--- START OF Source data ---

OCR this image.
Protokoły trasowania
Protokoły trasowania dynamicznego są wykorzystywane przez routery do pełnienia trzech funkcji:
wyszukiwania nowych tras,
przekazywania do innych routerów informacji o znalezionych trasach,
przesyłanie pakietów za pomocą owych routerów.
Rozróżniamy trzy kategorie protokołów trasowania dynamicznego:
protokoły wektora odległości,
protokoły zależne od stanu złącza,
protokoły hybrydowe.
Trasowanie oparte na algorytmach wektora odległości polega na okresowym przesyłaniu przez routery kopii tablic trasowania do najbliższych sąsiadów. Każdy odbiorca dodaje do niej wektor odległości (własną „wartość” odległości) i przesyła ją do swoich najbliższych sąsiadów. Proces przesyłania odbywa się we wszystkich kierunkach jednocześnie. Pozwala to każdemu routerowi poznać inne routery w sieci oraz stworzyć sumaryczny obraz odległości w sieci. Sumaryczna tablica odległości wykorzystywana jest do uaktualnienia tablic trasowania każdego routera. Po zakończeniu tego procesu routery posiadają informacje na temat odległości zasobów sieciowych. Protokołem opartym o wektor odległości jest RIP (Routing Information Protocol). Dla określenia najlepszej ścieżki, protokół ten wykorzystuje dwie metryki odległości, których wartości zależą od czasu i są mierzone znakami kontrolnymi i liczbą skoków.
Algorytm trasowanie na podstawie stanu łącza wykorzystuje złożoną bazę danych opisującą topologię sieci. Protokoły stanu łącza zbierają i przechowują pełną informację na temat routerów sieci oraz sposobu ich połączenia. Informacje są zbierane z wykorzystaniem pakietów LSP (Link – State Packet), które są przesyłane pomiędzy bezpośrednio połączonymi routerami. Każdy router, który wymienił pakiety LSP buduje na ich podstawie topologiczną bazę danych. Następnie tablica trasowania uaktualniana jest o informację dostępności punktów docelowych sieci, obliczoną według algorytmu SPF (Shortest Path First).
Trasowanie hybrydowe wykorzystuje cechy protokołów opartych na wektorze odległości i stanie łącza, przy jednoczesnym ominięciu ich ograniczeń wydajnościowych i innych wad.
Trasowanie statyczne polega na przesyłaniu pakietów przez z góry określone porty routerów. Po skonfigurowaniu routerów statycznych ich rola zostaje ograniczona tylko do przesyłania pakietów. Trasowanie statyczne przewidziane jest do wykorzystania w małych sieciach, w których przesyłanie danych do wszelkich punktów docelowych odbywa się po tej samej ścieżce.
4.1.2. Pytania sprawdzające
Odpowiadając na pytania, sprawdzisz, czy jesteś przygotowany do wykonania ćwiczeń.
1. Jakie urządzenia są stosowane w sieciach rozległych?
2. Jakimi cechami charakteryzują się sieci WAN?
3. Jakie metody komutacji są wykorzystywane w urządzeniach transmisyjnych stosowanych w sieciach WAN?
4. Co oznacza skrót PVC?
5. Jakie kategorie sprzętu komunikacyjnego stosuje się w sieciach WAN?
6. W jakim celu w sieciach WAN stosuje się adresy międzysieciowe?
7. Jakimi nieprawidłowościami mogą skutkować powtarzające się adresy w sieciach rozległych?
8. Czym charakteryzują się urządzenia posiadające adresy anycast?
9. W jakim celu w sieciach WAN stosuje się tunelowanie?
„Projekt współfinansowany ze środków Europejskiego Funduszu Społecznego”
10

--- END OF Source data ---

• _Requirements_: Each record above should be repeated exactly as it appears.

• _Solution_:
OCR this image.
Protokoły trasowania
Protokoły trasowania dynamicznego są wykorzystywane przez routery do pełnienia trzech funkcji:
wyszukiwania nowych tras,
przekazywania do innych routerów informacji o znalezionych trasach,
przesyłanie pakietów za pomocą owych routerów.
Rozróżniamy trzy kategorie protokołów trasowania dynamicznego:
protokoły wektora odległości,
protokoły zależne od stanu złącza,
protokoły hybrydowe.
Trasowanie oparte na algorytmach wektora odległości polega na okresowym przesyłaniu przez routery kopii tablic trasowania do najbliższych sąsiadów. Każdy odbiorca dodaje do niej wektor odległości (własną „wartość” odległości) i przesyła ją do swoich najbliższych sąsiadów. Proces przesyłania odbywa się we wszystkich kierunkach jednocześnie. Pozwala to każdemu routerowi poznać inne routery w sieci oraz stworzyć sumaryczny obraz odległości w sieci. Sumaryczna tablica odległości wykorzystywana jest do uaktualnienia tablic trasowania każdego routera. Po zakończeniu tego procesu routery posiadają informacje na temat odległości zasobów sieciowych. Protokołem opartym o wektor odległości jest RIP (Routing Information Protocol). Dla określenia najlepszej ścieżki, protokół ten wykorzystuje dwie metryki odległości, których wartości zależą od czasu i są mierzone znakami kontrolnymi i liczbą skoków.
Algorytm trasowanie na podstawie stanu łącza wykorzystuje złożoną bazę danych opisującą topologię sieci. Protokoły stanu łącza zbierają i przechowują pełną informację na temat routerów sieci oraz sposobu ich połączenia. Informacje są zbierane z wykorzystaniem pakietów LSP (Link – State Packet), które są przesyłane pomiędzy bezpośrednio połączonymi routerami. Każdy router, który wymienił pakiety LSP buduje na ich podstawie topologiczną bazę danych. Następnie tablica trasowania uaktualniana jest o informację dostępności punktów docelowych sieci, obliczoną według algorytmu SPF (Shortest Path First).
Trasowanie hybrydowe wykorzystuje cechy protokołów opartych na wektorze odległości i stanie łącza, przy jednoczesnym ominięciu ich ograniczeń wydajnościowych i innych wad.
Trasowanie statyczne polega na przesyłaniu pakietów przez z góry określone porty routerów. Po skonfigurowaniu routerów statycznych ich rola zostaje ograniczona tylko do przesyłania pakietów. Trasowanie statyczne przewidziane jest do wykorzystania w małych sieciach, w których przesyłanie danych do wszelkich punktów docelowych odbywa się po tej samej ścieżce.
4.1.2. Pytania sprawdzające
Odpowiadając na pytania, sprawdzisz, czy jesteś przygotowany do wykonania ćwiczeń.
1. Jakie urządzenia są stosowane w sieciach rozległych?
2. Jakimi cechami charakteryzują się sieci WAN?
3. Jakie metody komutacji są wykorzystywane w urządzeniach transmisyjnych stosowanych w sieciach WAN?
4. Co oznacza skrót PVC?
5. Jakie kategorie sprzętu komunikacyjnego stosuje się w sieciach WAN?
6. W jakim celu w sieciach WAN stosuje się adresy międzysieciowe?
7. Jakimi nieprawidłowościami mogą skutkować powtarzające się adresy w sieciach rozległych?
8. Czym charakteryzują się urządzenia posiadające adresy anycast?
9. W jakim celu w sieciach WAN stosuje się tunelowanie?
„Projekt współfinansowany ze środków Europejskiego Funduszu Społecznego”
10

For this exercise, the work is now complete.